[Dataset excerpt]
┌──

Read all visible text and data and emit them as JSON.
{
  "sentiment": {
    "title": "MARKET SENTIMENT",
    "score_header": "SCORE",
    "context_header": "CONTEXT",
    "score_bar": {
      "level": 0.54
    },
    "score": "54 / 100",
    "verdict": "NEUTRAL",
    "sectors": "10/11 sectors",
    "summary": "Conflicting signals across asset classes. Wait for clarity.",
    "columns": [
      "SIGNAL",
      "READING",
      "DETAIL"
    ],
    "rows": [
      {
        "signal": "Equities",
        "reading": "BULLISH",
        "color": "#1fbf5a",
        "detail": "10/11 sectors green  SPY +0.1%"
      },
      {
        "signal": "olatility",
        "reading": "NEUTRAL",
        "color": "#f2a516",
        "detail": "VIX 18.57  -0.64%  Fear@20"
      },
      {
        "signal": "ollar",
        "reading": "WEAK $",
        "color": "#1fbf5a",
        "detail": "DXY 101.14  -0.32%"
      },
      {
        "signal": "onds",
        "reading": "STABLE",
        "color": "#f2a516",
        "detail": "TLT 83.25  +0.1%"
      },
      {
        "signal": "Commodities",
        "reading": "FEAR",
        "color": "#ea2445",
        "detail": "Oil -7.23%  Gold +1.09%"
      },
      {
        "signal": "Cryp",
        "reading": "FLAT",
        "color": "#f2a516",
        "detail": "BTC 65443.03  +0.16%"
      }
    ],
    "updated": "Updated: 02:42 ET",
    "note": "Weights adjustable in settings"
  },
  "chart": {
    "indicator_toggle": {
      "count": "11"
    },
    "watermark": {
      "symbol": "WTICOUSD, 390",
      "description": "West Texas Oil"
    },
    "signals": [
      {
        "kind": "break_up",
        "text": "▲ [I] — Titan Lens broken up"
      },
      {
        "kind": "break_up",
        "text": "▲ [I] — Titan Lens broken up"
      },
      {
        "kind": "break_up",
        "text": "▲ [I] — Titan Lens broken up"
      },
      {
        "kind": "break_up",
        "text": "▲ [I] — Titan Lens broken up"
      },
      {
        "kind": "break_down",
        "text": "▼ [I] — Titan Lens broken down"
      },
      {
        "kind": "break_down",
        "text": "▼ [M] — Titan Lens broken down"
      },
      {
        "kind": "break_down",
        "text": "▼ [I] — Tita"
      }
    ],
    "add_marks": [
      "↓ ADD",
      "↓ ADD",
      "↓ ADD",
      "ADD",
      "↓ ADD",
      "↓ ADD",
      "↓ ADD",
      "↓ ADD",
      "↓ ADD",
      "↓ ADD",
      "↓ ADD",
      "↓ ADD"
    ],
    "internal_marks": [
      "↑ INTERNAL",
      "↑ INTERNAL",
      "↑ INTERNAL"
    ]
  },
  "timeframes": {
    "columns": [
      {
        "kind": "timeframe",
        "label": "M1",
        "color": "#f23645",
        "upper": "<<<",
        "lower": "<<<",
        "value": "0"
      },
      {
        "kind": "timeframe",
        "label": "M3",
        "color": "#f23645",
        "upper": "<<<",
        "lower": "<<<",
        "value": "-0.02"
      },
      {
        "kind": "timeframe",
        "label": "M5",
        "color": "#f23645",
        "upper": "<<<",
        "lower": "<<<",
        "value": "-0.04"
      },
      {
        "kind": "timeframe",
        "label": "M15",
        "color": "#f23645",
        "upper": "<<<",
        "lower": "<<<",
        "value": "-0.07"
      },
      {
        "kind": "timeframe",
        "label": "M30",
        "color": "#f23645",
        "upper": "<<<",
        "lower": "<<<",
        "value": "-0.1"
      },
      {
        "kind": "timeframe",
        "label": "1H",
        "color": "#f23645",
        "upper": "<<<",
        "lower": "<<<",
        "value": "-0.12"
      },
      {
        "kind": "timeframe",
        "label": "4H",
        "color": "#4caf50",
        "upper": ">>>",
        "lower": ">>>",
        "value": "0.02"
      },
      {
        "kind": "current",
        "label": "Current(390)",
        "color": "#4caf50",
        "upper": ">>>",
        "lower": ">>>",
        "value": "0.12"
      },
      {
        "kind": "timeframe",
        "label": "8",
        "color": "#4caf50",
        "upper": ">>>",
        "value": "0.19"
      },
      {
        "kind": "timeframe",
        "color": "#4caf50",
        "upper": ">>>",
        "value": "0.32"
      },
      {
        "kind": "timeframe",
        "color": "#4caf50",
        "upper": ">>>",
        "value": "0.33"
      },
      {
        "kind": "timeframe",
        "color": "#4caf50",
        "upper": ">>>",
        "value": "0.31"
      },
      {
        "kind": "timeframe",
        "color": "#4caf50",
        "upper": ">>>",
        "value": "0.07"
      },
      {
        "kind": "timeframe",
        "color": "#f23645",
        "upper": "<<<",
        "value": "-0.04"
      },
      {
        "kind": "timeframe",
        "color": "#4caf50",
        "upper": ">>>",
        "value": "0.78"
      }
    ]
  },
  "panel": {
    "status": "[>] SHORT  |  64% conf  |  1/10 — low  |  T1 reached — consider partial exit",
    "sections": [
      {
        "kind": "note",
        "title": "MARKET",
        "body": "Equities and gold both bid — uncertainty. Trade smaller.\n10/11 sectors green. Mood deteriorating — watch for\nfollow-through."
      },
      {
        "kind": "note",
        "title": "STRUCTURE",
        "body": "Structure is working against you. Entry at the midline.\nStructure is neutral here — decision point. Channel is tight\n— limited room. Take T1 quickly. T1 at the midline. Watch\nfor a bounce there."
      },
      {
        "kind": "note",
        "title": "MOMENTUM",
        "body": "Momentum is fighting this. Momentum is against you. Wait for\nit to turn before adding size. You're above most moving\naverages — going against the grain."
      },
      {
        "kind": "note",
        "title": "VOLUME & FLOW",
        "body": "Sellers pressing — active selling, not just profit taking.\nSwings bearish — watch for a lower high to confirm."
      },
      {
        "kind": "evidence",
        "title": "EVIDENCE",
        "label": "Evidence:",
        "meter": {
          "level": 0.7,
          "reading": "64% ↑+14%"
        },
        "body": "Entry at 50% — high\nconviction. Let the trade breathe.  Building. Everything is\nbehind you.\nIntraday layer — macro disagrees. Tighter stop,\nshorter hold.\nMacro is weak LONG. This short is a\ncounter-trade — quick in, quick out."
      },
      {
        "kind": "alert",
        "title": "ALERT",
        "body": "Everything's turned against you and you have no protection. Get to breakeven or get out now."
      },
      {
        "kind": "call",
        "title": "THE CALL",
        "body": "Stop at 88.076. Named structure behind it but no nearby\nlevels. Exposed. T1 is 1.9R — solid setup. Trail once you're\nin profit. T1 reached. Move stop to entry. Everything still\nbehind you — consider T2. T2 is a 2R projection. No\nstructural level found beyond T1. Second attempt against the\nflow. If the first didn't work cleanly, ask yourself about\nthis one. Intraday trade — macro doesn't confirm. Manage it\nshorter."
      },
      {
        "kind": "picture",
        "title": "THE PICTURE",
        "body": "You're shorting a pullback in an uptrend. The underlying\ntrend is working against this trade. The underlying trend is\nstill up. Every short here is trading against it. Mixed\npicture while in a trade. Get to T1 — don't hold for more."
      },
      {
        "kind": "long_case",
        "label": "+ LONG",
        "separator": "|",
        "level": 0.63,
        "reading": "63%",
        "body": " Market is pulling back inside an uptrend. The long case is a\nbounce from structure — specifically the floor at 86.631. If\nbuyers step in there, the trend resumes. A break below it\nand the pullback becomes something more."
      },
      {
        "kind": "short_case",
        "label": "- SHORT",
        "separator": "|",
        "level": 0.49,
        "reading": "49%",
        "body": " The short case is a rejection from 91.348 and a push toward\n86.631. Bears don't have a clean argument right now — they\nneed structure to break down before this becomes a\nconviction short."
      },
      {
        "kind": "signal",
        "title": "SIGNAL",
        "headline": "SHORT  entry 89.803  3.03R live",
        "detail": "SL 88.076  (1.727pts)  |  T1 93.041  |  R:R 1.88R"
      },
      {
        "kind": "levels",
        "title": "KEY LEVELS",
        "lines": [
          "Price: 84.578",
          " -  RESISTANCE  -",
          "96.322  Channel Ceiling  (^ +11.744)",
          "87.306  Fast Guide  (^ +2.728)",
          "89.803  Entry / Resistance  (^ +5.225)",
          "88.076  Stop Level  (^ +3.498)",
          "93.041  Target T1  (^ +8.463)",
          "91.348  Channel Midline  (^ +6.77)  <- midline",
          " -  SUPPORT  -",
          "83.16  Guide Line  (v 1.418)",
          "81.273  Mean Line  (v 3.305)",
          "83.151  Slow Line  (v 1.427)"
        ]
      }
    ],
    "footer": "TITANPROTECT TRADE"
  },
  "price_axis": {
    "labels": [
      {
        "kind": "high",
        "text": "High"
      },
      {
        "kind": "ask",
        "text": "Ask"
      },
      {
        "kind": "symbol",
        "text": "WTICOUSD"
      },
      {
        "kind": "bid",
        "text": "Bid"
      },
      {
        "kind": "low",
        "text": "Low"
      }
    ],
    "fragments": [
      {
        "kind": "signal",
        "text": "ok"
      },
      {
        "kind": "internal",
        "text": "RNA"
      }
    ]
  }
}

└──

### GIVEN INSTRUCTION
Report how many lines of the records above contain the word "macro", and give only that number.

### FINAL RESULT
2